**What you will do**
Only lines holding the word "smith" should be copied from the material.

**Input records**
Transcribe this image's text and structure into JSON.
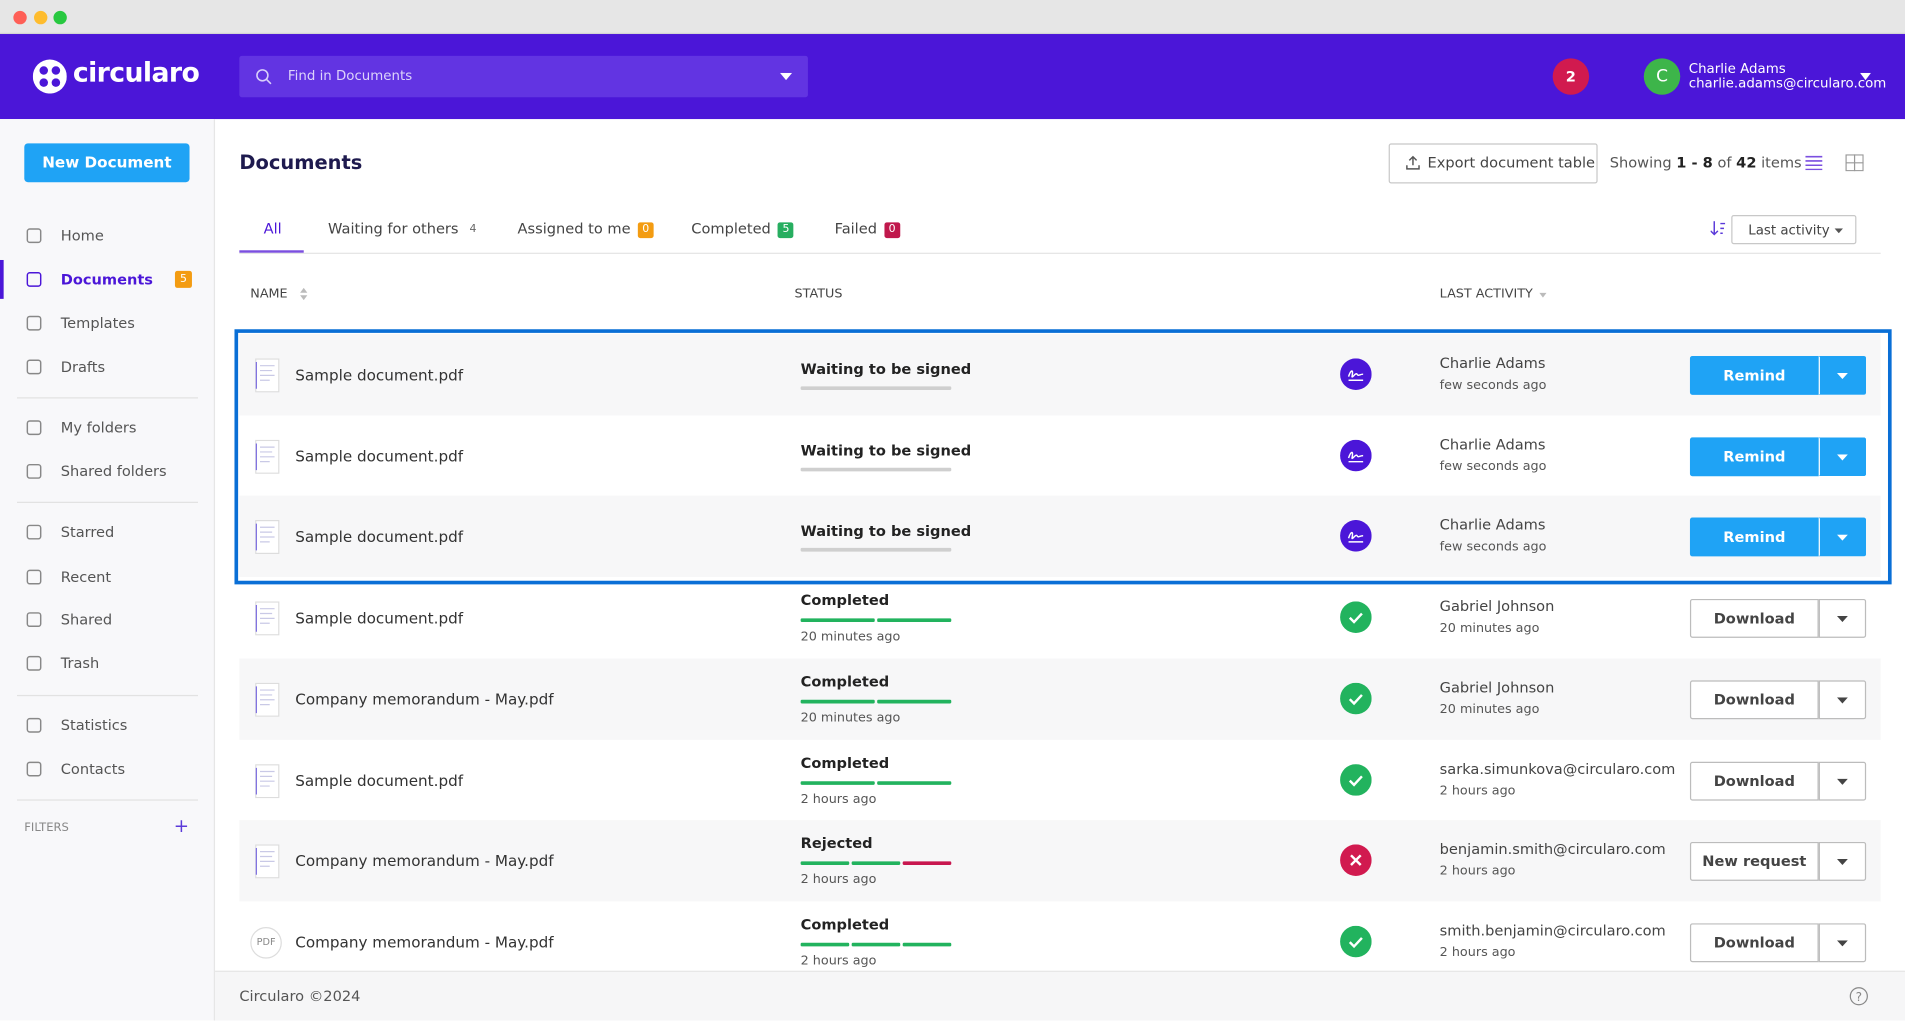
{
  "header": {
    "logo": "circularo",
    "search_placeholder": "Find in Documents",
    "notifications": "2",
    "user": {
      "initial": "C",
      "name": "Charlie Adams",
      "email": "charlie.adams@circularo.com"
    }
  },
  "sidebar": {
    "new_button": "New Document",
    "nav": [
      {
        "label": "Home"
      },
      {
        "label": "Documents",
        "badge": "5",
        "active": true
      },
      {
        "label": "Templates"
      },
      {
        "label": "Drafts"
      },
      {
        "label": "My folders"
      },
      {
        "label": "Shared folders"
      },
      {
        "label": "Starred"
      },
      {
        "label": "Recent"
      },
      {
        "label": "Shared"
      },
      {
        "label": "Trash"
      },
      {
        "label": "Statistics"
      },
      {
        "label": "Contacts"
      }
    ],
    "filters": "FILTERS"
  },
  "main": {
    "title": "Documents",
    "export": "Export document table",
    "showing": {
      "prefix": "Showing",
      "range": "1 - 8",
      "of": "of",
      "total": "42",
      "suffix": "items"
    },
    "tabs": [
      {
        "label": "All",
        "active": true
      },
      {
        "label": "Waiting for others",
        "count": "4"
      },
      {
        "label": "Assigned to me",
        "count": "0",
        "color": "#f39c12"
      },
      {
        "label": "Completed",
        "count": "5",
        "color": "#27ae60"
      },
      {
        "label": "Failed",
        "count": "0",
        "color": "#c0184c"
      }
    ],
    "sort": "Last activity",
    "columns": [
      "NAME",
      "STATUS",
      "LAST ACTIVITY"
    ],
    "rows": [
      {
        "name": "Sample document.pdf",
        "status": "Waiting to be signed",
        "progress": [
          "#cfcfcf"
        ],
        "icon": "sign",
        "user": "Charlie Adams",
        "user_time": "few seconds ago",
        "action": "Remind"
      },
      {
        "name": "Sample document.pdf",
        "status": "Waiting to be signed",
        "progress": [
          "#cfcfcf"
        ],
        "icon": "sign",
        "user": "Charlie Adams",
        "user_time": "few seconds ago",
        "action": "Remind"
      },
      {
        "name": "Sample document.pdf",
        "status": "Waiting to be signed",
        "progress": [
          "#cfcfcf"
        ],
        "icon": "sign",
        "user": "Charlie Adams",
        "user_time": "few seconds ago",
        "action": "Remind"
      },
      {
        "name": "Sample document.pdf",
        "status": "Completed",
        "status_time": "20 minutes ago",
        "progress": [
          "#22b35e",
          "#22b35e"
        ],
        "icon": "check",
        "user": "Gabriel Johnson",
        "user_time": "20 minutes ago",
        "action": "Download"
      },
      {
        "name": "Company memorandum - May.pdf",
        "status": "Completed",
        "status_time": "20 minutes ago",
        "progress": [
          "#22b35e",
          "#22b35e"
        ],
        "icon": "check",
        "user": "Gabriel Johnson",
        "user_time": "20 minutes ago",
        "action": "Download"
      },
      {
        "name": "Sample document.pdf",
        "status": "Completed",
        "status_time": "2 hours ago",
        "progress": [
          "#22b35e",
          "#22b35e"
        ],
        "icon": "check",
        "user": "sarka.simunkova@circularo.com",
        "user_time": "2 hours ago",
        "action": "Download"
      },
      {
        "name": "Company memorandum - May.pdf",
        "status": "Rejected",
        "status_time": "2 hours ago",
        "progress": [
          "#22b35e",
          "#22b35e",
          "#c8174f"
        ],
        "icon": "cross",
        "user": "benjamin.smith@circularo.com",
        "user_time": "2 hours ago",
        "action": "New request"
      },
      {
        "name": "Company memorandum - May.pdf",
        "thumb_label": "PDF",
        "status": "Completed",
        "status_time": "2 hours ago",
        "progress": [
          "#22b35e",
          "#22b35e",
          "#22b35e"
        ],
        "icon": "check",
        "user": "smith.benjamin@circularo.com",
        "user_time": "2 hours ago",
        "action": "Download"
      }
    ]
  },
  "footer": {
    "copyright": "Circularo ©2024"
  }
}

--

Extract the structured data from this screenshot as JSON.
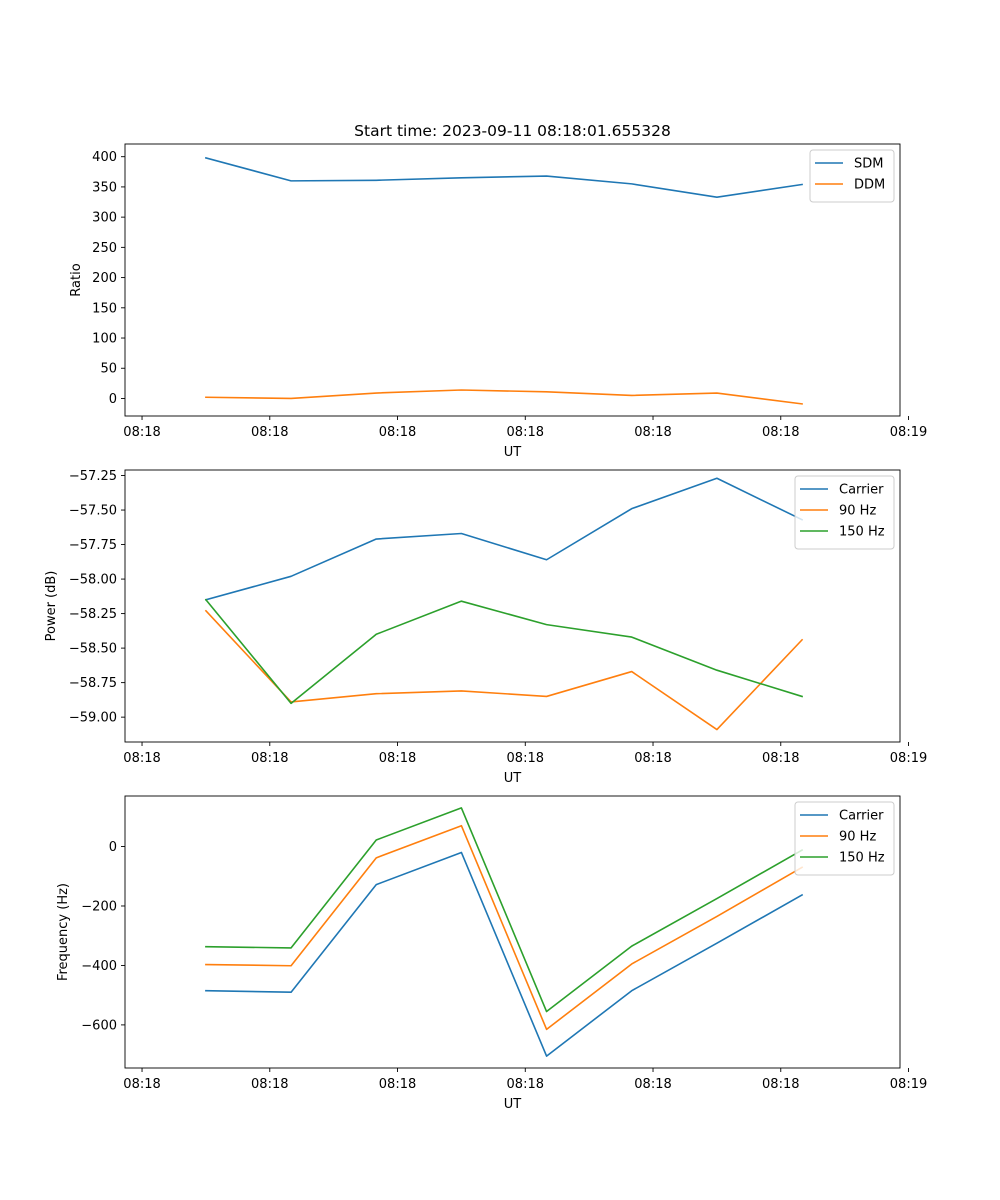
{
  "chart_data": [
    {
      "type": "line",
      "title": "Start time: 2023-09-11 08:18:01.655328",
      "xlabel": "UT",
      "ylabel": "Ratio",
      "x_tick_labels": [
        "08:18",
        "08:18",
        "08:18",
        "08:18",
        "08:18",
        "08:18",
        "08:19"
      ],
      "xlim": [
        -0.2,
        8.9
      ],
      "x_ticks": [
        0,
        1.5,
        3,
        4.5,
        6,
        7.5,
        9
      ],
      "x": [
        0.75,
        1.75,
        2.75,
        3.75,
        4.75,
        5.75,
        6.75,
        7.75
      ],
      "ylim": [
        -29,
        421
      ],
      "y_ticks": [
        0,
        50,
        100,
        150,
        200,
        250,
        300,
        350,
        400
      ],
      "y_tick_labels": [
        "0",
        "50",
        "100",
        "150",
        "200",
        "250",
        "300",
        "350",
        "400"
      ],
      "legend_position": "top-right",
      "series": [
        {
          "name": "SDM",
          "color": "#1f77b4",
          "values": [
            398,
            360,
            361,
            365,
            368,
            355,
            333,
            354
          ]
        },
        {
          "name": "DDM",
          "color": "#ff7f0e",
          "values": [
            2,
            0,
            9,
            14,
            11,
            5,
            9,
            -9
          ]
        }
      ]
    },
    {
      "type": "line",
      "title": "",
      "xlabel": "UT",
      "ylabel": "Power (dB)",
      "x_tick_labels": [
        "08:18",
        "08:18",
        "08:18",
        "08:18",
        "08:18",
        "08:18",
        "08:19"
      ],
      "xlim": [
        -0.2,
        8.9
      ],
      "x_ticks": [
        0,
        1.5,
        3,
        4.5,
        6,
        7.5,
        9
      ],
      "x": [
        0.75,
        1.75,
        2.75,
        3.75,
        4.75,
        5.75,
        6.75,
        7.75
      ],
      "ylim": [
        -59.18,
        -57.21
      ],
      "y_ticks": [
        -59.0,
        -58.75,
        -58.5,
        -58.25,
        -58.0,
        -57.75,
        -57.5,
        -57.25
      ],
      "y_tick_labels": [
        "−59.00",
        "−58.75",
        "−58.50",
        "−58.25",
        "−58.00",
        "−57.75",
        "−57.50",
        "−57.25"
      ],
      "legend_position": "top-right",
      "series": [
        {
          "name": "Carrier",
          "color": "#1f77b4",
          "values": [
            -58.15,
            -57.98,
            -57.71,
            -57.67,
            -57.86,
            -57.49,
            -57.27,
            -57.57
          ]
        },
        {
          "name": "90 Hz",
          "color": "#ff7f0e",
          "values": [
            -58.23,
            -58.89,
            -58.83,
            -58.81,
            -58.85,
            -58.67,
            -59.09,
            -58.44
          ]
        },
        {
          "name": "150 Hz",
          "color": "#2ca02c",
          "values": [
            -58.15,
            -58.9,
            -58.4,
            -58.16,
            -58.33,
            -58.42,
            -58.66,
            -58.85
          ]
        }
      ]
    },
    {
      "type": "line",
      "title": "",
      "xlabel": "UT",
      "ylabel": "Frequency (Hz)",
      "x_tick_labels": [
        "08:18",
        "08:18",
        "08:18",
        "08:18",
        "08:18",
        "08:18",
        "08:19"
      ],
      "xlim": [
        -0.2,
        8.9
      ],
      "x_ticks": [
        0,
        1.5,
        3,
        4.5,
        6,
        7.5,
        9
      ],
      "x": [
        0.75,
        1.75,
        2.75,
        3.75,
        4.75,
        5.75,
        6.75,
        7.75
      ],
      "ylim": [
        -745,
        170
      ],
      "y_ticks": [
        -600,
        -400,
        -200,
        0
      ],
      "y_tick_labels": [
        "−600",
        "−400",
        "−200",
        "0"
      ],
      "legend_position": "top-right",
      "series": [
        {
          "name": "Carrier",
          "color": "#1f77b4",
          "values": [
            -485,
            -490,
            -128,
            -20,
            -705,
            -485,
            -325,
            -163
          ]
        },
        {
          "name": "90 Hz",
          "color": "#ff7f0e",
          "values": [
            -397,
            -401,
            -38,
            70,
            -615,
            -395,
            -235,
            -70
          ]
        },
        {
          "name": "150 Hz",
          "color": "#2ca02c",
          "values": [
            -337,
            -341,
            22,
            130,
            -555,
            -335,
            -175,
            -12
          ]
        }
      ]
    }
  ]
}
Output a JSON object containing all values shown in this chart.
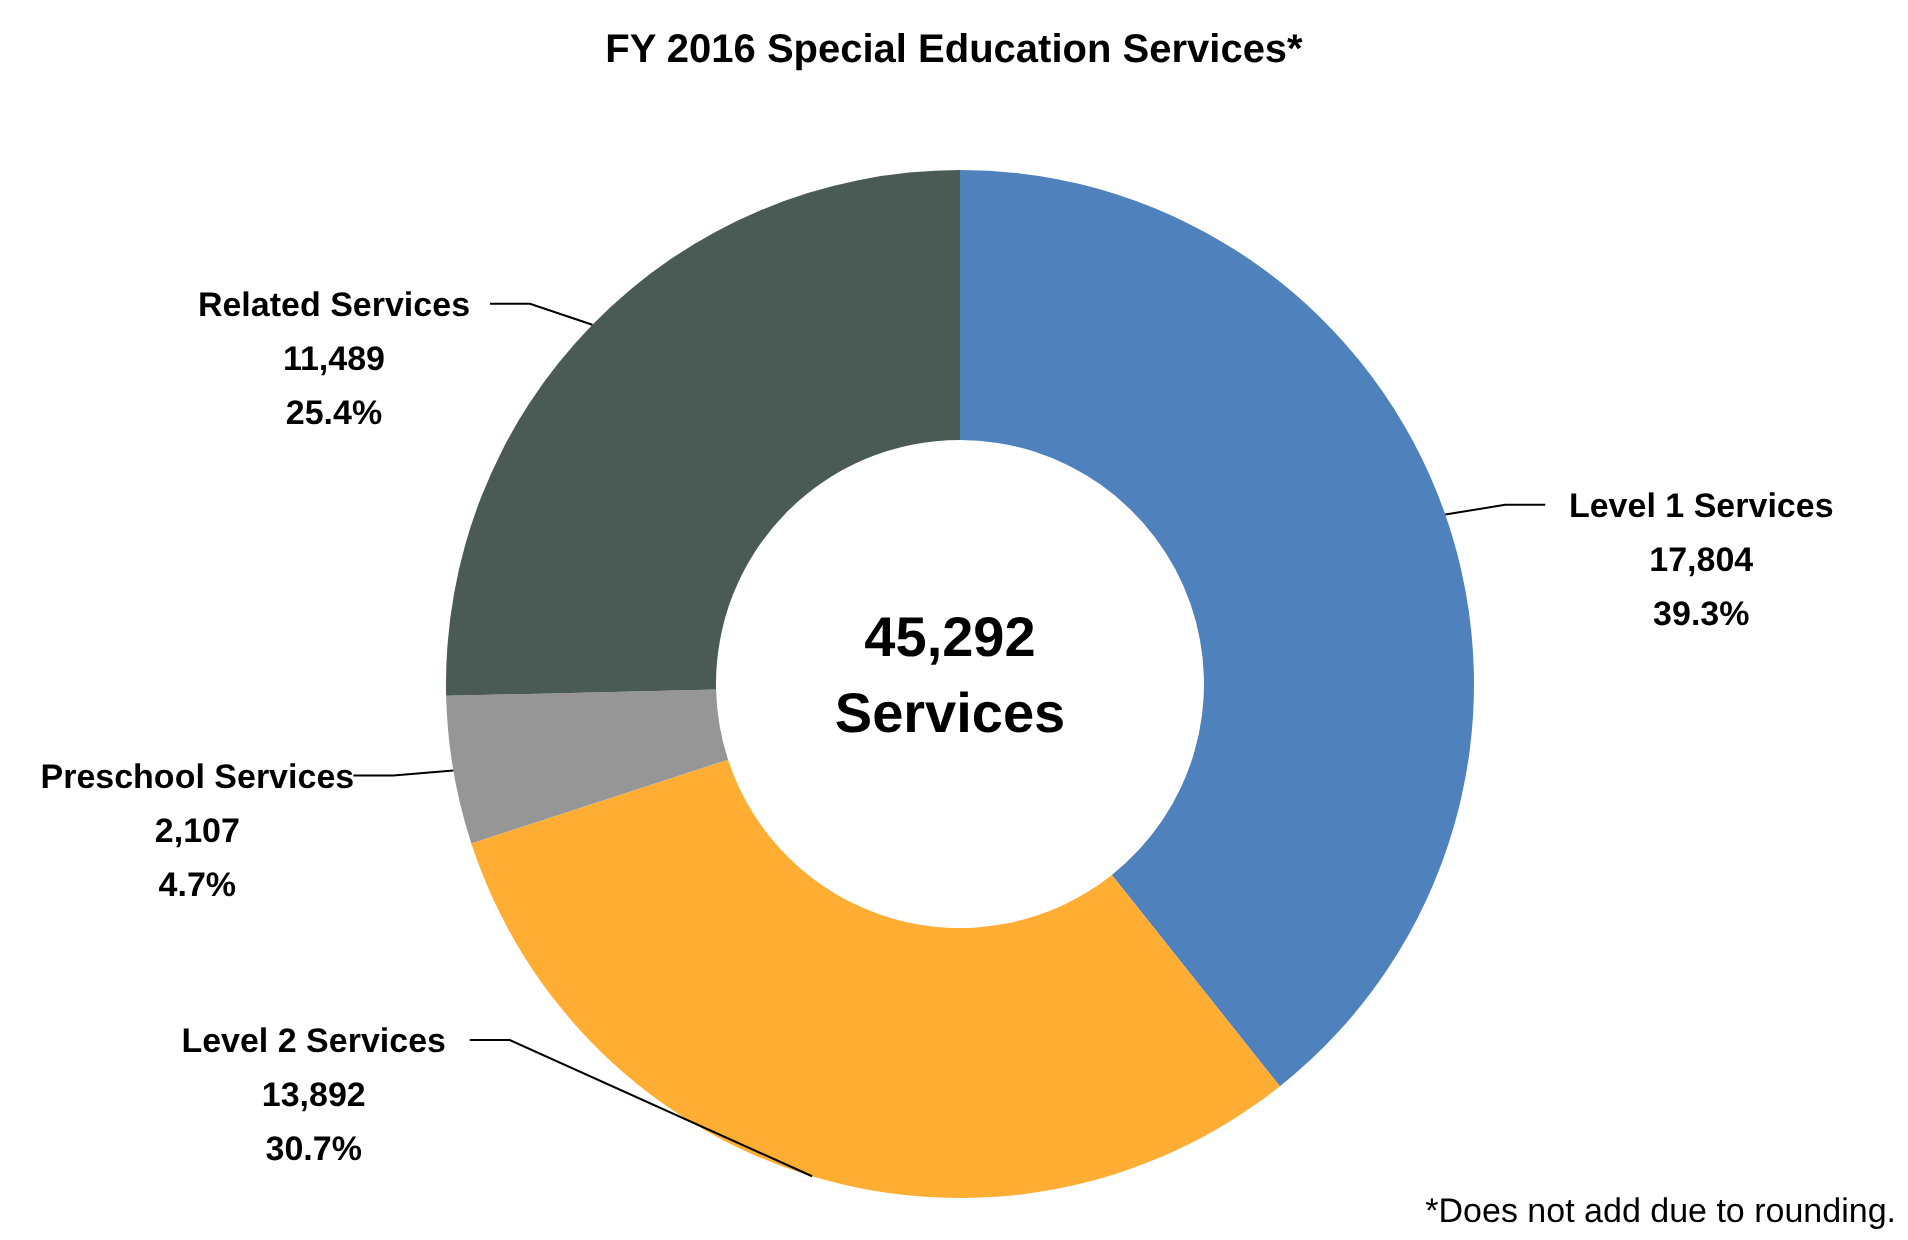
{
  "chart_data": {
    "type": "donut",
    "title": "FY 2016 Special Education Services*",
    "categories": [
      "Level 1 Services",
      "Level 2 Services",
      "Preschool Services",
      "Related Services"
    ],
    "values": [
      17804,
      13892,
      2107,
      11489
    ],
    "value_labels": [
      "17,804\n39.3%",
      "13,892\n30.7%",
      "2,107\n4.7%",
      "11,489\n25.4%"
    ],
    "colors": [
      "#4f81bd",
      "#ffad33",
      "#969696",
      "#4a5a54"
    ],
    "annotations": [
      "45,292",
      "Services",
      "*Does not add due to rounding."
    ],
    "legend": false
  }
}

**Solution for this task**
        "user": "benjamin.smith@circularo.com",
        "user": "smith.benjamin@circularo.com",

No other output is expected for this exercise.